# [TASK STATEMENT]
Return each line of the data below exactly, omitting any pictures.

* BEGIN EXCERPTED RECORDS *

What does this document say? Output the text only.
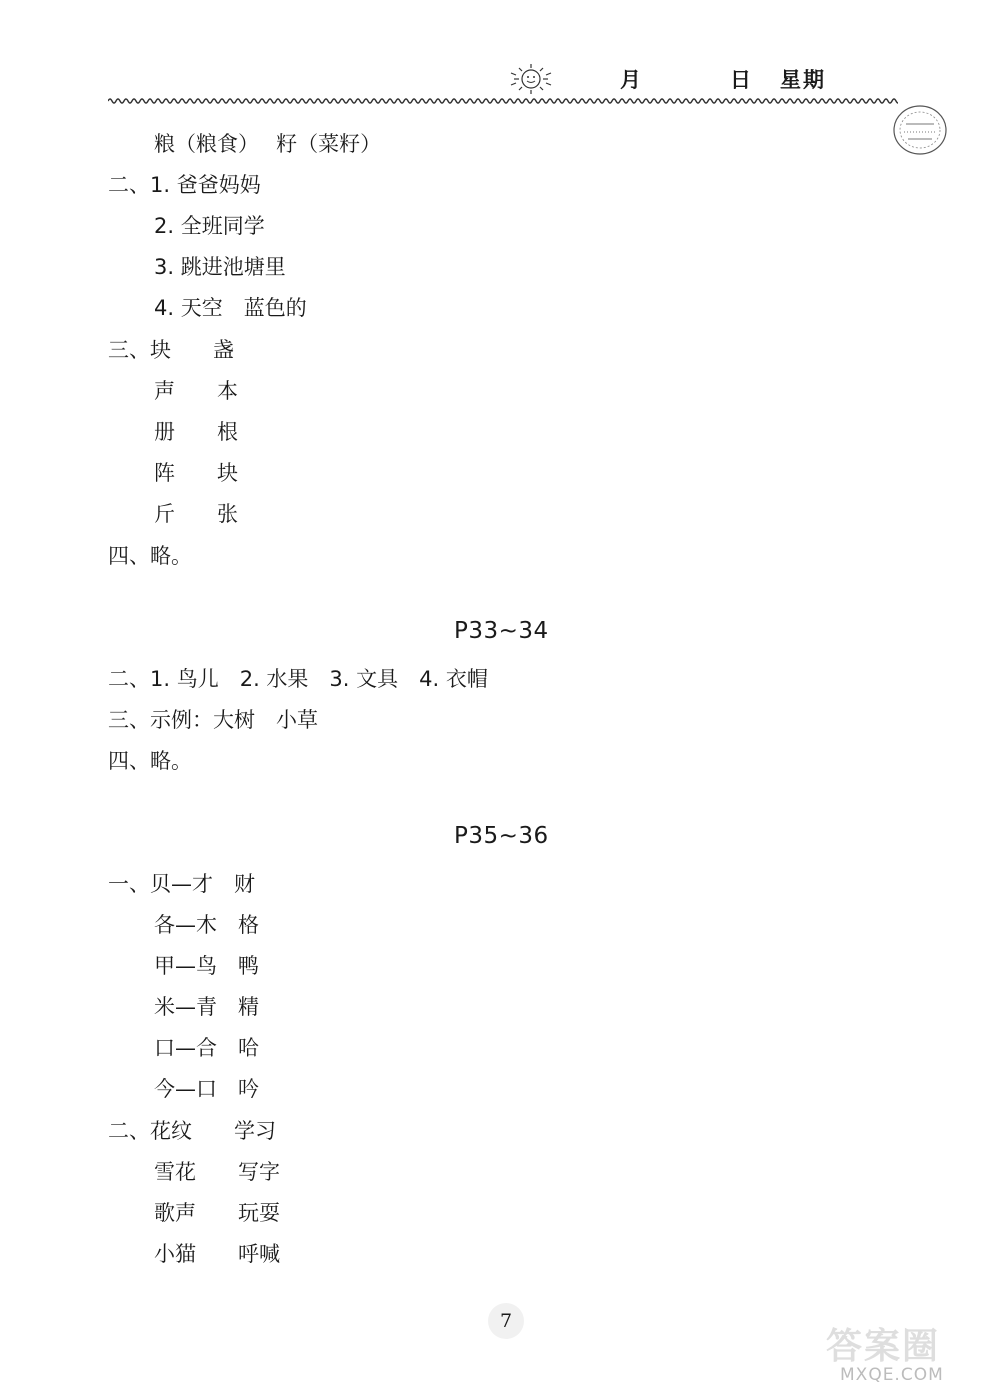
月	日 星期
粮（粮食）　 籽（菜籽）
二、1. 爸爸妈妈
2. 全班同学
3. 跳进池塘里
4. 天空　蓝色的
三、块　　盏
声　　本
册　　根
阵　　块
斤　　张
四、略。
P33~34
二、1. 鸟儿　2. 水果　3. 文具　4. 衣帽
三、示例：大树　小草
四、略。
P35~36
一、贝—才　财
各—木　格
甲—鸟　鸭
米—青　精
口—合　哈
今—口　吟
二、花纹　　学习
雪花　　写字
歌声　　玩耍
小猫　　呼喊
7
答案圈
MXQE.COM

* END EXCERPTED RECORDS *

# [THE RESPONSE]
What does this document say? Output the text only.
月	日 星期
粮（粮食）　 籽（菜籽）
二、1. 爸爸妈妈
2. 全班同学
3. 跳进池塘里
4. 天空　蓝色的
三、块　　盏
声　　本
册　　根
阵　　块
斤　　张
四、略。
P33~34
二、1. 鸟儿　2. 水果　3. 文具　4. 衣帽
三、示例：大树　小草
四、略。
P35~36
一、贝—才　财
各—木　格
甲—鸟　鸭
米—青　精
口—合　哈
今—口　吟
二、花纹　　学习
雪花　　写字
歌声　　玩耍
小猫　　呼喊
7
答案圈
MXQE.COM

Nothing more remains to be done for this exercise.